> _What to produce_
Only the lines from the one containing "Give me a plain-text" through the end of the records should be retyped, exactly and including both ends; pictures stay out.
+++ Record list +++
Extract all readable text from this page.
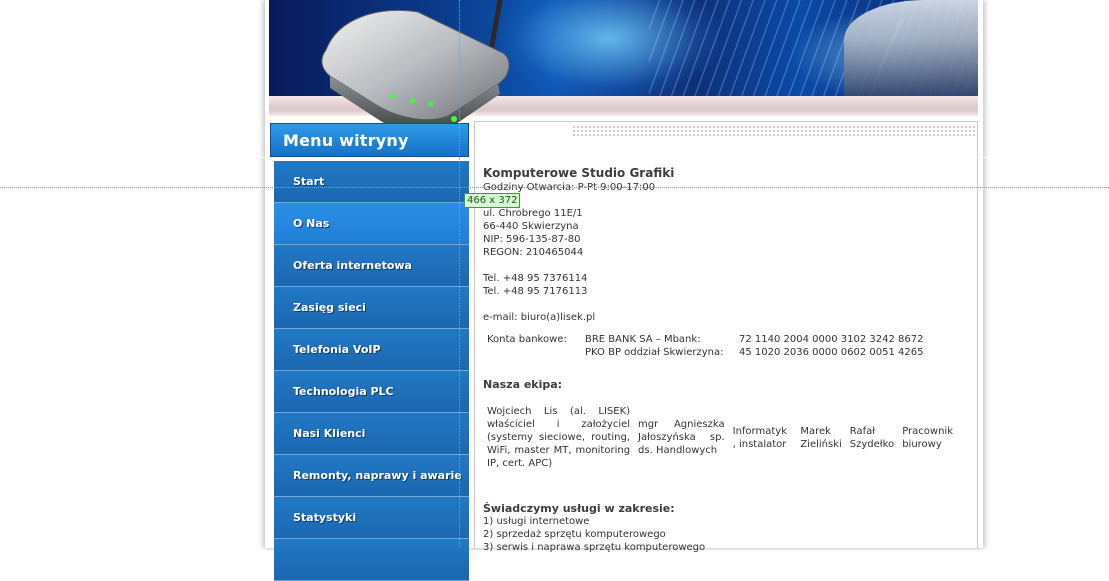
Menu witryny
Start
O Nas
Oferta internetowa
Zasięg sieci
Telefonia VoIP
Technologia PLC
Nasi Klienci
Remonty, naprawy i awarie
Statystyki
Komputerowe Studio Grafiki
Godziny Otwarcia: P-Pt 9:00-17:00
ul. Chrobrego 11E/1
66-440 Skwierzyna
NIP: 596-135-87-80
REGON: 210465044
Tel. +48 95 7376114
Tel. +48 95 7176113
e-mail: biuro(a)lisek.pl
Konta bankowe:	BRE BANK SA – Mbank:	72 1140 2004 0000 3102 3242 8672
	PKO BP oddział Skwierzyna:	45 1020 2036 0000 0602 0051 4265
Nasza ekipa:
Wojciech Lis (al. LISEK) właściciel i założyciel (systemy sieciowe, routing, WiFi, master MT, monitoring IP, cert. APC)	mgr Agnieszka Jałoszyńska sp. ds. Handlowych	Informatyk , instalator	Marek Zieliński	Rafał Szydełko	Pracownik biurowy
Świadczymy usługi w zakresie:
1) usługi internetowe
2) sprzedaż sprzętu komputerowego
3) serwis i naprawa sprzętu komputerowego
466 x 372
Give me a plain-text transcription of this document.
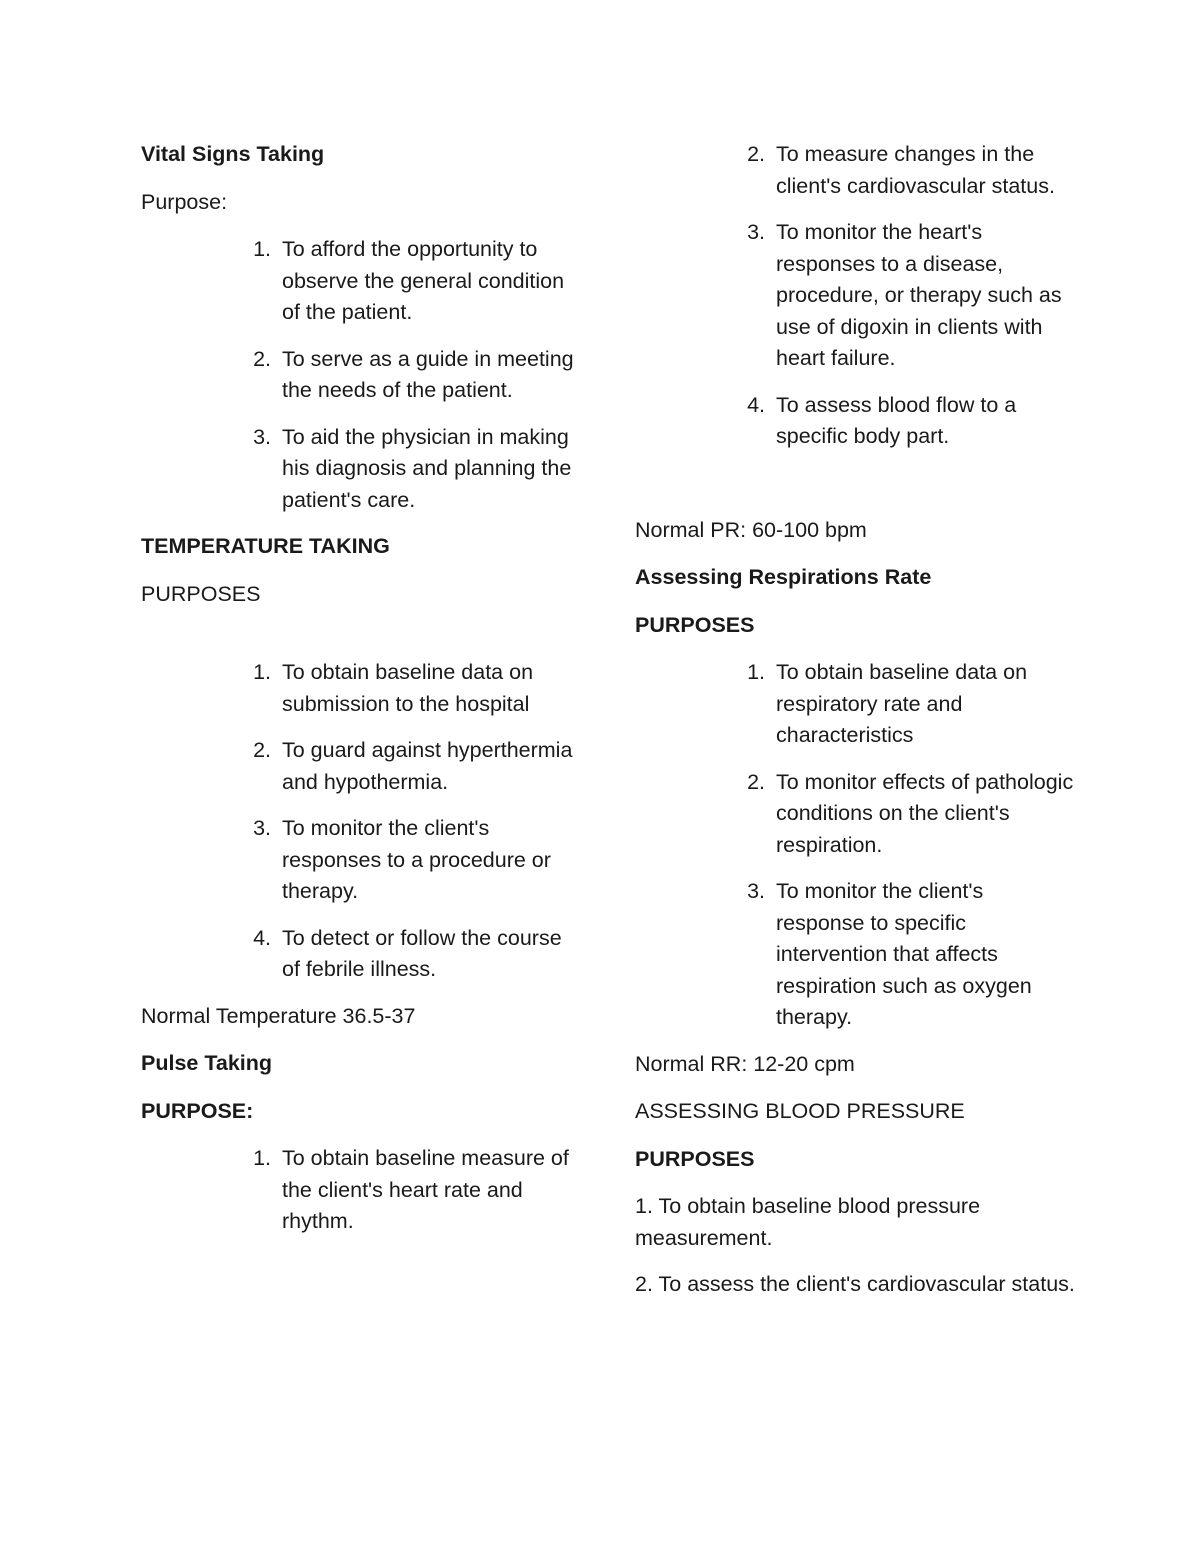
Vital Signs Taking

Purpose:

1. To afford the opportunity to observe the general condition of the patient.
2. To serve as a guide in meeting the needs of the patient.
3. To aid the physician in making his diagnosis and planning the patient's care.

TEMPERATURE TAKING

PURPOSES

1. To obtain baseline data on submission to the hospital
2. To guard against hyperthermia and hypothermia.
3. To monitor the client's responses to a procedure or therapy.
4. To detect or follow the course of febrile illness.

Normal Temperature 36.5-37

Pulse Taking

PURPOSE:

1. To obtain baseline measure of the client's heart rate and rhythm.
2. To measure changes in the client's cardiovascular status.
3. To monitor the heart's responses to a disease, procedure, or therapy such as use of digoxin in clients with heart failure.
4. To assess blood flow to a specific body part.

Normal PR: 60-100 bpm

Assessing Respirations Rate

PURPOSES

1. To obtain baseline data on respiratory rate and characteristics
2. To monitor effects of pathologic conditions on the client's respiration.
3. To monitor the client's response to specific intervention that affects respiration such as oxygen therapy.

Normal RR: 12-20 cpm

ASSESSING BLOOD PRESSURE

PURPOSES

1. To obtain baseline blood pressure measurement.

2. To assess the client's cardiovascular status.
+++
> _Written response_
Give me a plain-text transcription of this document.
Vital Signs Taking

Purpose:

1. To afford the opportunity to observe the general condition of the patient.
2. To serve as a guide in meeting the needs of the patient.
3. To aid the physician in making his diagnosis and planning the patient's care.

TEMPERATURE TAKING

PURPOSES

1. To obtain baseline data on submission to the hospital
2. To guard against hyperthermia and hypothermia.
3. To monitor the client's responses to a procedure or therapy.
4. To detect or follow the course of febrile illness.

Normal Temperature 36.5-37

Pulse Taking

PURPOSE:

1. To obtain baseline measure of the client's heart rate and rhythm.
2. To measure changes in the client's cardiovascular status.
3. To monitor the heart's responses to a disease, procedure, or therapy such as use of digoxin in clients with heart failure.
4. To assess blood flow to a specific body part.

Normal PR: 60-100 bpm

Assessing Respirations Rate

PURPOSES

1. To obtain baseline data on respiratory rate and characteristics
2. To monitor effects of pathologic conditions on the client's respiration.
3. To monitor the client's response to specific intervention that affects respiration such as oxygen therapy.

Normal RR: 12-20 cpm

ASSESSING BLOOD PRESSURE

PURPOSES

1. To obtain baseline blood pressure measurement.

2. To assess the client's cardiovascular status.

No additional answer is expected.